The task => Repeat the records word for word, excluding any picture.

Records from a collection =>
+++

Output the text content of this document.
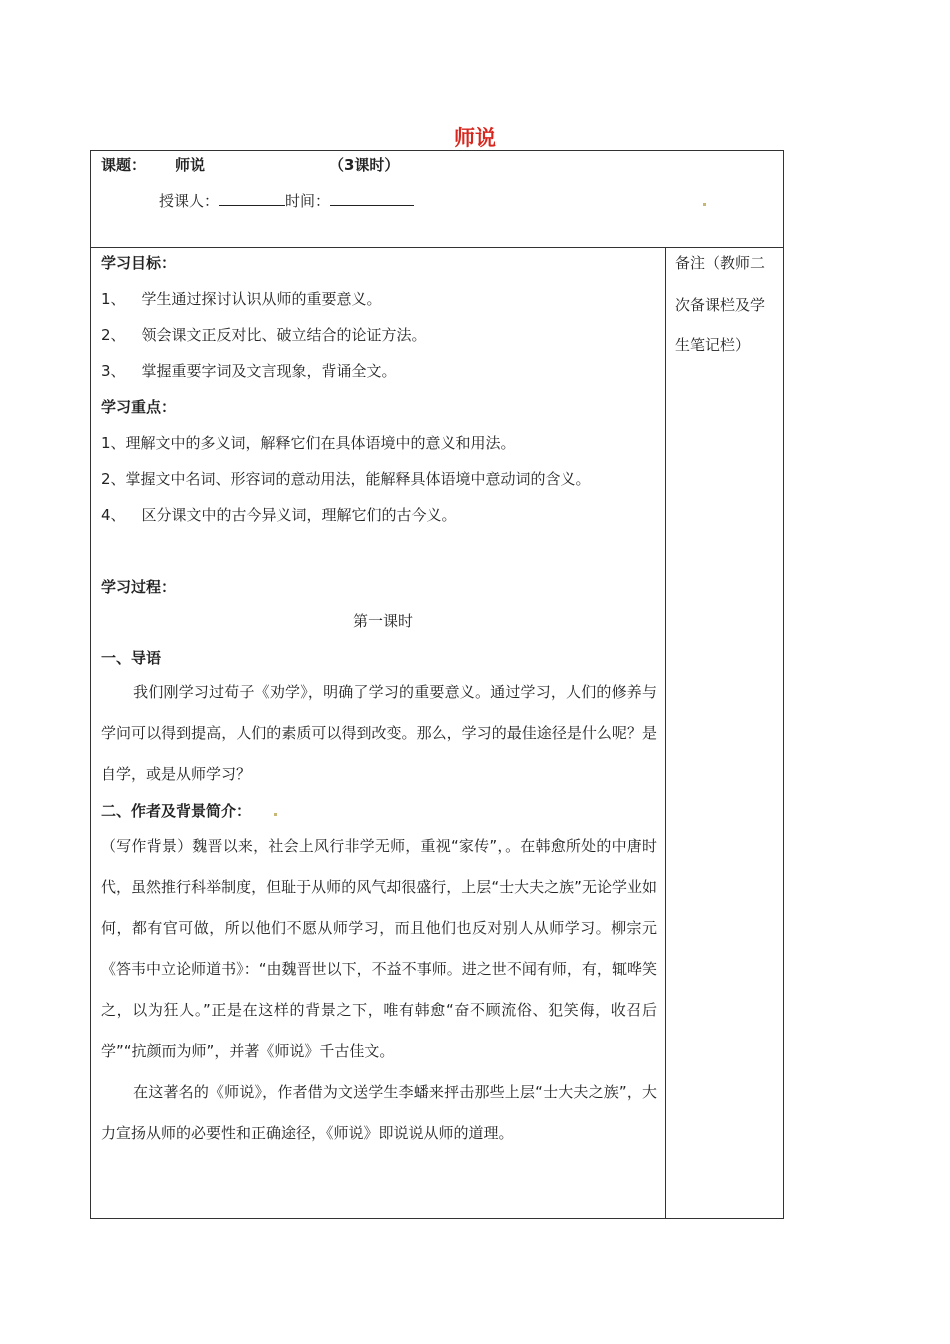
师说
课题： 师说	（3课时）
授课人：	时间：
备注（教师二
次备课栏及学
生笔记栏）
学习目标：
1、 学生通过探讨认识从师的重要意义。
2、 领会课文正反对比、破立结合的论证方法。
3、 掌握重要字词及文言现象，背诵全文。
学习重点：
1、理解文中的多义词，解释它们在具体语境中的意义和用法。
2、掌握文中名词、形容词的意动用法，能解释具体语境中意动词的含义。
4、 区分课文中的古今异义词，理解它们的古今义。
学习过程：
第一课时
一、导语
我们刚学习过荀子《劝学》，明确了学习的重要意义。通过学习，人们的修养与学问可以得到提高，人们的素质可以得到改变。那么，学习的最佳途径是什么呢？是自学，或是从师学习？
二、作者及背景简介：
（写作背景）魏晋以来，社会上风行非学无师，重视“家传”，。在韩愈所处的中唐时代，虽然推行科举制度，但耻于从师的风气却很盛行，上层“士大夫之族”无论学业如何，都有官可做，所以他们不愿从师学习，而且他们也反对别人从师学习。柳宗元《答韦中立论师道书》：“由魏晋世以下，不益不事师。进之世不闻有师，有，辄哗笑之，以为狂人。”正是在这样的背景之下，唯有韩愈“奋不顾流俗、犯笑侮，收召后学”“抗颜而为师”，并著《师说》千古佳文。
在这著名的《师说》，作者借为文送学生李蟠来抨击那些上层“士大夫之族”，大力宣扬从师的必要性和正确途径，《师说》即说说从师的道理。
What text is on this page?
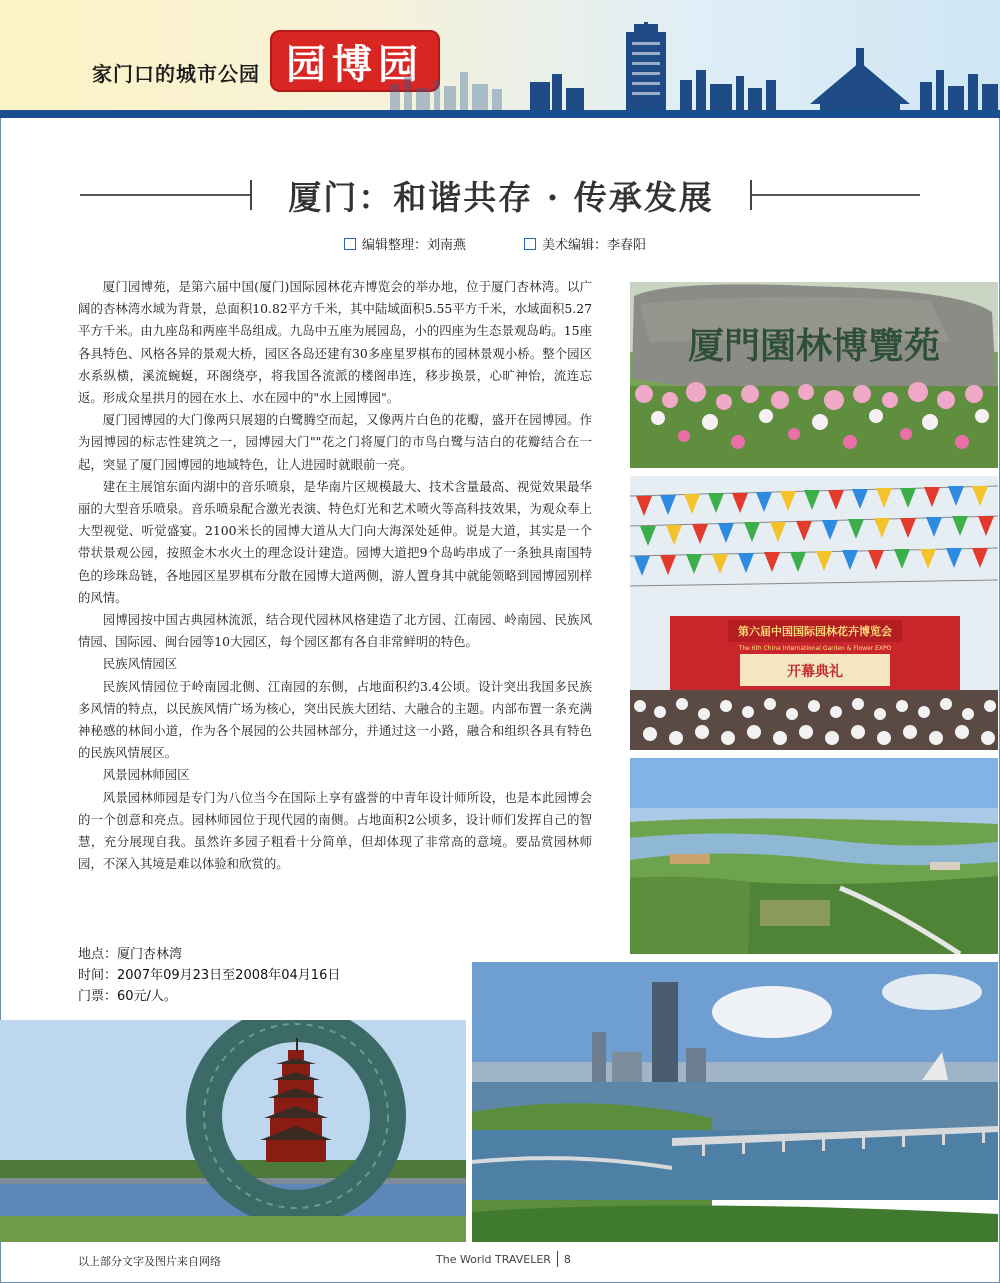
家门口的城市公园 园博园
厦门：和谐共存 · 传承发展
编辑整理：刘南燕	美术编辑：李春阳

厦门园博苑，是第六届中国(厦门)国际园林花卉博览会的举办地，位于厦门杏林湾。以广阔的杏林湾水域为背景，总面积10.82平方千米，其中陆域面积5.55平方千米，水域面积5.27平方千米。由九座岛和两座半岛组成。九岛中五座为展园岛，小的四座为生态景观岛屿。15座各具特色、风格各异的景观大桥，园区各岛还建有30多座星罗棋布的园林景观小桥。整个园区水系纵横，溪流蜿蜒，环阁绕亭，将我国各流派的楼阁串连，移步换景，心旷神怡，流连忘返。形成众星拱月的园在水上、水在园中的"水上园博园"。

厦门园博园的大门像两只展翅的白鹭腾空而起，又像两片白色的花瓣，盛开在园博园。作为园博园的标志性建筑之一，园博园大门""花之门将厦门的市鸟白鹭与洁白的花瓣结合在一起，突显了厦门园博园的地域特色，让人进园时就眼前一亮。

建在主展馆东面内湖中的音乐喷泉，是华南片区规模最大、技术含量最高、视觉效果最华丽的大型音乐喷泉。音乐喷泉配合激光表演、特色灯光和艺术喷火等高科技效果，为观众奉上大型视觉、听觉盛宴。2100米长的园博大道从大门向大海深处延伸。说是大道，其实是一个带状景观公园，按照金木水火土的理念设计建造。园博大道把9个岛屿串成了一条独具南国特色的珍珠岛链，各地园区星罗棋布分散在园博大道两侧，游人置身其中就能领略到园博园别样的风情。

园博园按中国古典园林流派，结合现代园林风格建造了北方园、江南园、岭南园、民族风情园、国际园、闽台园等10大园区，每个园区都有各自非常鲜明的特色。

民族风情园区

民族风情园位于岭南园北侧、江南园的东侧，占地面积约3.4公顷。设计突出我国多民族多风情的特点，以民族风情广场为核心，突出民族大团结、大融合的主题。内部布置一条充满神秘感的林间小道，作为各个展园的公共园林部分，并通过这一小路，融合和组织各具有特色的民族风情展区。

风景园林师园区

风景园林师园是专门为八位当今在国际上享有盛誉的中青年设计师所设，也是本此园博会的一个创意和亮点。园林师园位于现代园的南侧。占地面积2公顷多，设计师们发挥自己的智慧，充分展现自我。虽然许多园子粗看十分简单，但却体现了非常高的意境。要品赏园林师园，不深入其境是难以体验和欣赏的。

地点：厦门杏林湾
时间：2007年09月23日至2008年04月16日
门票：60元/人。
厦門園林博覽苑
第六届中国国际园林花卉博览会
The 6th China International Garden & Flower EXPO
开幕典礼
以上部分文字及图片来自网络	The World TRAVELER 8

+++

Result =>
Output the text content of this document.
师说
课题： 师说	（3课时）
授课人：	时间：
备注（教师二
次备课栏及学
生笔记栏）
学习目标：
1、 学生通过探讨认识从师的重要意义。
2、 领会课文正反对比、破立结合的论证方法。
3、 掌握重要字词及文言现象，背诵全文。
学习重点：
1、理解文中的多义词，解释它们在具体语境中的意义和用法。
2、掌握文中名词、形容词的意动用法，能解释具体语境中意动词的含义。
4、 区分课文中的古今异义词，理解它们的古今义。
学习过程：
第一课时
一、导语
我们刚学习过荀子《劝学》，明确了学习的重要意义。通过学习，人们的修养与学问可以得到提高，人们的素质可以得到改变。那么，学习的最佳途径是什么呢？是自学，或是从师学习？
二、作者及背景简介：
（写作背景）魏晋以来，社会上风行非学无师，重视“家传”，。在韩愈所处的中唐时代，虽然推行科举制度，但耻于从师的风气却很盛行，上层“士大夫之族”无论学业如何，都有官可做，所以他们不愿从师学习，而且他们也反对别人从师学习。柳宗元《答韦中立论师道书》：“由魏晋世以下，不益不事师。进之世不闻有师，有，辄哗笑之，以为狂人。”正是在这样的背景之下，唯有韩愈“奋不顾流俗、犯笑侮，收召后学”“抗颜而为师”，并著《师说》千古佳文。
在这著名的《师说》，作者借为文送学生李蟠来抨击那些上层“士大夫之族”，大力宣扬从师的必要性和正确途径，《师说》即说说从师的道理。
What text is on this page?
家门口的城市公园 园博园
厦门：和谐共存 · 传承发展
编辑整理：刘南燕	美术编辑：李春阳

厦门园博苑，是第六届中国(厦门)国际园林花卉博览会的举办地，位于厦门杏林湾。以广阔的杏林湾水域为背景，总面积10.82平方千米，其中陆域面积5.55平方千米，水域面积5.27平方千米。由九座岛和两座半岛组成。九岛中五座为展园岛，小的四座为生态景观岛屿。15座各具特色、风格各异的景观大桥，园区各岛还建有30多座星罗棋布的园林景观小桥。整个园区水系纵横，溪流蜿蜒，环阁绕亭，将我国各流派的楼阁串连，移步换景，心旷神怡，流连忘返。形成众星拱月的园在水上、水在园中的"水上园博园"。

厦门园博园的大门像两只展翅的白鹭腾空而起，又像两片白色的花瓣，盛开在园博园。作为园博园的标志性建筑之一，园博园大门""花之门将厦门的市鸟白鹭与洁白的花瓣结合在一起，突显了厦门园博园的地域特色，让人进园时就眼前一亮。

建在主展馆东面内湖中的音乐喷泉，是华南片区规模最大、技术含量最高、视觉效果最华丽的大型音乐喷泉。音乐喷泉配合激光表演、特色灯光和艺术喷火等高科技效果，为观众奉上大型视觉、听觉盛宴。2100米长的园博大道从大门向大海深处延伸。说是大道，其实是一个带状景观公园，按照金木水火土的理念设计建造。园博大道把9个岛屿串成了一条独具南国特色的珍珠岛链，各地园区星罗棋布分散在园博大道两侧，游人置身其中就能领略到园博园别样的风情。

园博园按中国古典园林流派，结合现代园林风格建造了北方园、江南园、岭南园、民族风情园、国际园、闽台园等10大园区，每个园区都有各自非常鲜明的特色。

民族风情园区

民族风情园位于岭南园北侧、江南园的东侧，占地面积约3.4公顷。设计突出我国多民族多风情的特点，以民族风情广场为核心，突出民族大团结、大融合的主题。内部布置一条充满神秘感的林间小道，作为各个展园的公共园林部分，并通过这一小路，融合和组织各具有特色的民族风情展区。

风景园林师园区

风景园林师园是专门为八位当今在国际上享有盛誉的中青年设计师所设，也是本此园博会的一个创意和亮点。园林师园位于现代园的南侧。占地面积2公顷多，设计师们发挥自己的智慧，充分展现自我。虽然许多园子粗看十分简单，但却体现了非常高的意境。要品赏园林师园，不深入其境是难以体验和欣赏的。

地点：厦门杏林湾
时间：2007年09月23日至2008年04月16日
门票：60元/人。
厦門園林博覽苑
第六届中国国际园林花卉博览会
The 6th China International Garden & Flower EXPO
开幕典礼
以上部分文字及图片来自网络	The World TRAVELER 8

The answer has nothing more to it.